**Dataset records**
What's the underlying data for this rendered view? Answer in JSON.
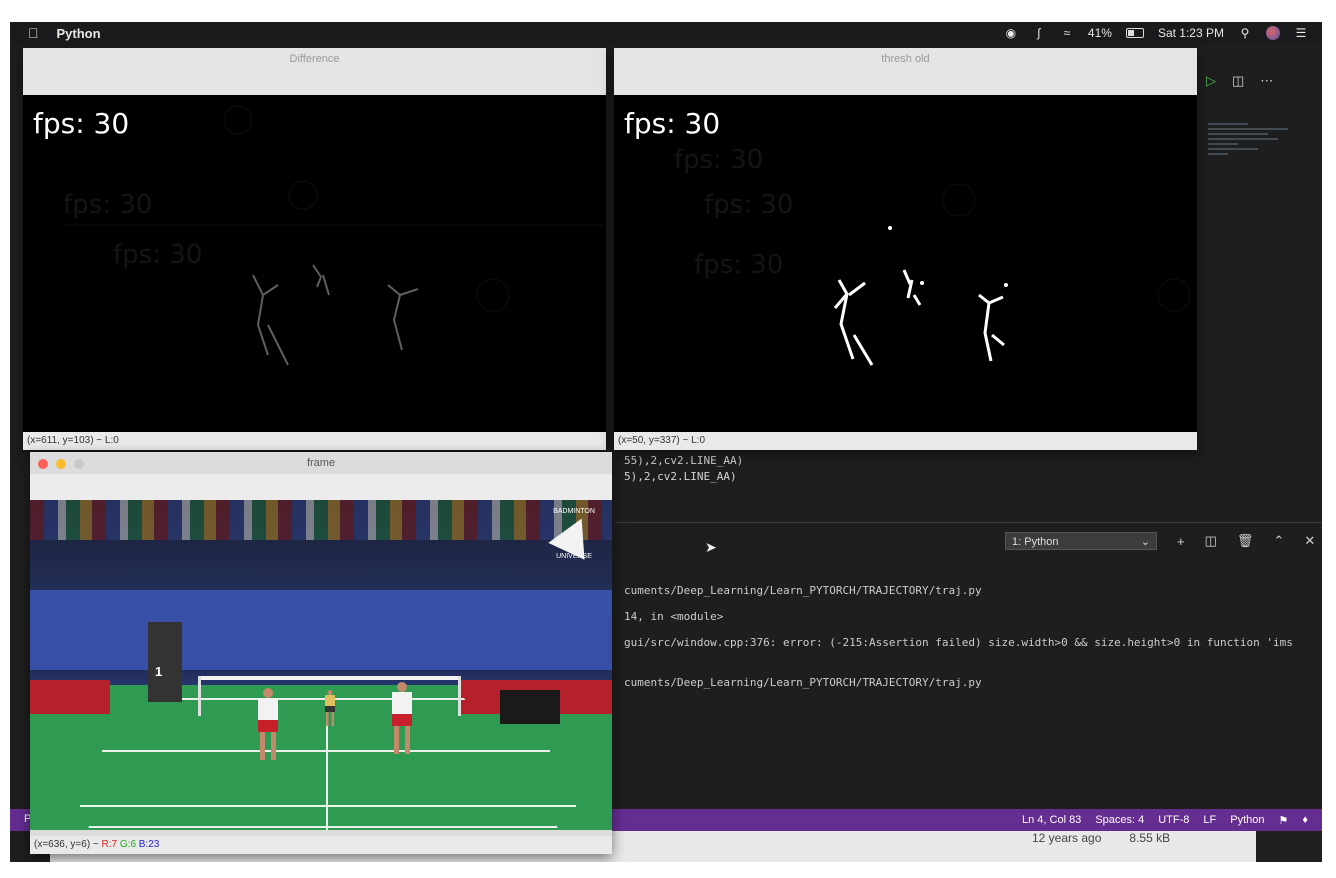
{
  "menubar": {
    "app_name": "Python",
    "battery": "41%",
    "clock": "Sat 1:23 PM"
  },
  "windows": {
    "difference": {
      "title": "Difference",
      "overlay": "fps: 30",
      "status": "(x=611, y=103) ~ L:0"
    },
    "threshold": {
      "title": "thresh old",
      "overlay": "fps: 30",
      "status": "(x=50, y=337) ~ L:0"
    },
    "frame": {
      "title": "frame",
      "status_coords": "(x=636, y=6) ~",
      "status_r": "R:7",
      "status_g": "G:6",
      "status_b": "B:23",
      "logo_top": "BADMINTON",
      "logo_bottom": "UNIVERSE"
    }
  },
  "editor": {
    "lines": [
      "55),2,cv2.LINE_AA)",
      "5),2,cv2.LINE_AA)"
    ]
  },
  "terminal": {
    "selector": "1: Python",
    "lines": [
      "cuments/Deep_Learning/Learn_PYTORCH/TRAJECTORY/traj.py",
      "14, in <module>",
      "gui/src/window.cpp:376: error: (-215:Assertion failed) size.width>0 && size.height>0 in function 'ims",
      "cuments/Deep_Learning/Learn_PYTORCH/TRAJECTORY/traj.py"
    ]
  },
  "statusbar": {
    "left": "P",
    "position": "Ln 4, Col 83",
    "spaces": "Spaces: 4",
    "encoding": "UTF-8",
    "eol": "LF",
    "language": "Python"
  },
  "file_meta": {
    "age": "12 years ago",
    "size": "8.55 kB"
  }
}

**Given task**
Every entry must be written out exactly, with all pictures left out.

**Exercise solution**
What's the underlying data for this rendered view? Answer in JSON.
{
  "menubar": {
    "app_name": "Python",
    "battery": "41%",
    "clock": "Sat 1:23 PM"
  },
  "windows": {
    "difference": {
      "title": "Difference",
      "overlay": "fps: 30",
      "status": "(x=611, y=103) ~ L:0"
    },
    "threshold": {
      "title": "thresh old",
      "overlay": "fps: 30",
      "status": "(x=50, y=337) ~ L:0"
    },
    "frame": {
      "title": "frame",
      "status_coords": "(x=636, y=6) ~",
      "status_r": "R:7",
      "status_g": "G:6",
      "status_b": "B:23",
      "logo_top": "BADMINTON",
      "logo_bottom": "UNIVERSE"
    }
  },
  "editor": {
    "lines": [
      "55),2,cv2.LINE_AA)",
      "5),2,cv2.LINE_AA)"
    ]
  },
  "terminal": {
    "selector": "1: Python",
    "lines": [
      "cuments/Deep_Learning/Learn_PYTORCH/TRAJECTORY/traj.py",
      "14, in <module>",
      "gui/src/window.cpp:376: error: (-215:Assertion failed) size.width>0 && size.height>0 in function 'ims",
      "cuments/Deep_Learning/Learn_PYTORCH/TRAJECTORY/traj.py"
    ]
  },
  "statusbar": {
    "left": "P",
    "position": "Ln 4, Col 83",
    "spaces": "Spaces: 4",
    "encoding": "UTF-8",
    "eol": "LF",
    "language": "Python"
  },
  "file_meta": {
    "age": "12 years ago",
    "size": "8.55 kB"
  }
}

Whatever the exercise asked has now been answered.